*** Texto fornecido ***

Aos 39 anos, a paciente Rúbia Brasil descobriu ser portadora da doença de Von Willebrand, uma condição genética que afeta a coagulação do sangue. O diagnóstico, recebido apenas em janeiro deste ano, trouxe alívio e explicações para sintomas que a acompanharam desde a adolescência. “Eu sangrava muito, vazava sangue na minha roupa, eu passava muita vergonha; chegava a ficar três meses menstruada”, relatou. Na época, foi erroneamente diagnosticada com fluxo menstrual intenso e iniciou o uso de anticoncepcionais aos 12 anos para conter os sintomas.
Além das menstruações prolongadas, Rúbia também enfrentou sangramentos nasais frequentes e dificuldades de cicatrização após procedimentos odontológicos. A confirmação da coagulopatia veio após uma cirurgia para retirada do útero e dos ovários, realizada como parte do tratamento contra o câncer. “Chorei no dia do diagnóstico, mas depois chorei de emoção. Com quase 40 anos, descobri por que eu sangro tanto. Hoje tomo um remédio ou um fator [de coagulação] e minha vida mudou completamente”, afirmou.

***

Tarefa atribuída A ▸
Liste os problemas de sangramento ou de cicatrização que, segundo o texto sobre a doença de Von Willebrand, Rúbia Brasil enfrentou ao longo da vida.
Tarefa atribuída B ▸
No texto sobre a doença de Von Willebrand, com que idade Rúbia iniciou o uso de anticoncepcionais?
Tarefa atribuída C ▸
Retorne, sem alterações, o trecho do texto sobre a doença de Von Willebrand que vai de "Aos 39 anos, a" até "conter os sintomas.".
Baseie-se exclusivamente no texto.

*** Material extraído ***

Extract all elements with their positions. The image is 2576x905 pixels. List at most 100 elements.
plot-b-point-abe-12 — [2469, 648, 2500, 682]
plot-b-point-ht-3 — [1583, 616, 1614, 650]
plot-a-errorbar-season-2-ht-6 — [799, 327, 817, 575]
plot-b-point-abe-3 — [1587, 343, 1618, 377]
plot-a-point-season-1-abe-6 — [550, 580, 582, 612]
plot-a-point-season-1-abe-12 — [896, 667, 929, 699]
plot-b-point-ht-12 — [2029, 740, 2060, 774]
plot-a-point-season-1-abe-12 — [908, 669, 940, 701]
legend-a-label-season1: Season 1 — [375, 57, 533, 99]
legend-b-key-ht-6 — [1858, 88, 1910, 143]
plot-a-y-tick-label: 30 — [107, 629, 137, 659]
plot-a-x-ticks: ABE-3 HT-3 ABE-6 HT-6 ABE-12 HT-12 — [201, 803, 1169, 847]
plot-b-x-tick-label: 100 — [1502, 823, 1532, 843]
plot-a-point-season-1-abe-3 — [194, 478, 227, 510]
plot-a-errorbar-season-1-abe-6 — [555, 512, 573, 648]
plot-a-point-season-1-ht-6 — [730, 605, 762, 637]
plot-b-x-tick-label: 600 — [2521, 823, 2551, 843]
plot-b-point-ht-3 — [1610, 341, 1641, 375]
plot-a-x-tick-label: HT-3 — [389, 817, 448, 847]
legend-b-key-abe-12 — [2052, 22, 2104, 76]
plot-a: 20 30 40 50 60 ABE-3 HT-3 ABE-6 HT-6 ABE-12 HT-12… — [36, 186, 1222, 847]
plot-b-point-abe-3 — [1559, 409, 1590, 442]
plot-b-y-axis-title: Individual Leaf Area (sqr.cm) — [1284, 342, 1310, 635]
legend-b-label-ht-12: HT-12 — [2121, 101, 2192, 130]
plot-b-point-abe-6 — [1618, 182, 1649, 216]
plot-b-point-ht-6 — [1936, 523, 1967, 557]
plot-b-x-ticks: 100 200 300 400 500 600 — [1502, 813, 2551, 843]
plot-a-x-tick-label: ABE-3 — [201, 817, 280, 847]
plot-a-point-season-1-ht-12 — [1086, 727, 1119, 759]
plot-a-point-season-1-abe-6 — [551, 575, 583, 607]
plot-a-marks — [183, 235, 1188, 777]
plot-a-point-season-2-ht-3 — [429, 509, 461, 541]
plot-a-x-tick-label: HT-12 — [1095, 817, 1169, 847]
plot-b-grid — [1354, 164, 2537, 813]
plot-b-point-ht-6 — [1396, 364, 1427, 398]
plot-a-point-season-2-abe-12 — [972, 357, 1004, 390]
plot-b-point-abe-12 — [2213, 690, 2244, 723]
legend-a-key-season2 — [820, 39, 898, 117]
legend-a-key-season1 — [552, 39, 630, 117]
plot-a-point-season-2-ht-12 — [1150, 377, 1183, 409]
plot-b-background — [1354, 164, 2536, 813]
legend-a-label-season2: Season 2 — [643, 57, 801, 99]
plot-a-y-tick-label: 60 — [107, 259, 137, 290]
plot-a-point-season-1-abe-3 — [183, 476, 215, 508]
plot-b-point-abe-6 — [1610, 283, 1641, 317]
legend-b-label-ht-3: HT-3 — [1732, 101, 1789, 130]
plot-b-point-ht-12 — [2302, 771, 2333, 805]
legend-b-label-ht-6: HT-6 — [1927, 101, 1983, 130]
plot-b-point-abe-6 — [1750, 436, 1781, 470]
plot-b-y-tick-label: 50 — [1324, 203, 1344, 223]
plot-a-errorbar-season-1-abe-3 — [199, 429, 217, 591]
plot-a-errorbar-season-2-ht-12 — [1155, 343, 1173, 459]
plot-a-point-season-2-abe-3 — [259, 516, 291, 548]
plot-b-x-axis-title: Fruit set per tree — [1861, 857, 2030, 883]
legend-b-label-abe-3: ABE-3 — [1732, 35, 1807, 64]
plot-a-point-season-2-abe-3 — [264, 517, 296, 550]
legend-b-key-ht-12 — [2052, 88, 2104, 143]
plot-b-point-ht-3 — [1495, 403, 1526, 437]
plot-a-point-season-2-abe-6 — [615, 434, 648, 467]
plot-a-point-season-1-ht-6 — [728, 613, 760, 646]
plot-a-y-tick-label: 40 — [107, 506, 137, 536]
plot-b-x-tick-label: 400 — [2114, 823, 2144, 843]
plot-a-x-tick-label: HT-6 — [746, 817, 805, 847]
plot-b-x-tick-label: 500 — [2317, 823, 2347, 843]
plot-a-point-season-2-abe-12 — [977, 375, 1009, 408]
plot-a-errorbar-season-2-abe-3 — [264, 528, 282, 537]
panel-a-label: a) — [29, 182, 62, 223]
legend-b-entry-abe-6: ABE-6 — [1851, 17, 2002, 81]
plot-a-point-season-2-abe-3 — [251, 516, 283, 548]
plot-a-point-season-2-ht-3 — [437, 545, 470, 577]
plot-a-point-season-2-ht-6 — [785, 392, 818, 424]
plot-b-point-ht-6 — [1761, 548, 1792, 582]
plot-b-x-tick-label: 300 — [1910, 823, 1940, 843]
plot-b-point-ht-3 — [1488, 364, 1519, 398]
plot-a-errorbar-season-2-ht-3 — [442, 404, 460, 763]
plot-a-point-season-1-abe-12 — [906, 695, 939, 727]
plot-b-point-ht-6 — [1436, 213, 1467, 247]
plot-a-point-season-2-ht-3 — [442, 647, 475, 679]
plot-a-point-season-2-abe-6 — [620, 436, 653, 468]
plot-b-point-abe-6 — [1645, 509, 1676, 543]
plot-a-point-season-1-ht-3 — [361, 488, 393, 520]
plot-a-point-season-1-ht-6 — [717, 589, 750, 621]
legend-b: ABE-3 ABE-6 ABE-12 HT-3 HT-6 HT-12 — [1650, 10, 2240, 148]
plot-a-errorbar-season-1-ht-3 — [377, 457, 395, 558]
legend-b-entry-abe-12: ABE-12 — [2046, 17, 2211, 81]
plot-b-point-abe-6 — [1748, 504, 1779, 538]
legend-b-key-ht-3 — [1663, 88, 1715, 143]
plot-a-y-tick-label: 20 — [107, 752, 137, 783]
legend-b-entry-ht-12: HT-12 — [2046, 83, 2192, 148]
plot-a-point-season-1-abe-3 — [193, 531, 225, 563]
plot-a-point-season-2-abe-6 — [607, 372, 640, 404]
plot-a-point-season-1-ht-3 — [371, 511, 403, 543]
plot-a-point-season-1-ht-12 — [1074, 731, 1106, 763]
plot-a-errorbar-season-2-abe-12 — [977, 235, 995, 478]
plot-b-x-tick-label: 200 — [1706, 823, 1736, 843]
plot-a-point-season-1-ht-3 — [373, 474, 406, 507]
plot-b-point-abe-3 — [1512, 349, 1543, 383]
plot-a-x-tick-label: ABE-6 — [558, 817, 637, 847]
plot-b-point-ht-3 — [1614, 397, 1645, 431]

***

Resposta do exercício A ▸
- Menstruações prolongadas e intensas, chegando a três meses
- Sangramentos nasais frequentes
- Dificuldades de cicatrização após procedimentos odontológicos

Resposta do exercício B ▸
Aos 12 anos.

Resposta do exercício C ▸
Aos 39 anos, a paciente Rúbia Brasil descobriu ser portadora da doença de Von Willebrand, uma condição genética que afeta a coagulação do sangue. O diagnóstico, recebido apenas em janeiro deste ano, trouxe alívio e explicações para sintomas que a acompanharam desde a adolescência. “Eu sangrava muito, vazava sangue na minha roupa, eu passava muita vergonha; chegava a ficar três meses menstruada”, relatou. Na época, foi erroneamente diagnosticada com fluxo menstrual intenso e iniciou o uso de anticoncepcionais aos 12 anos para conter os sintomas.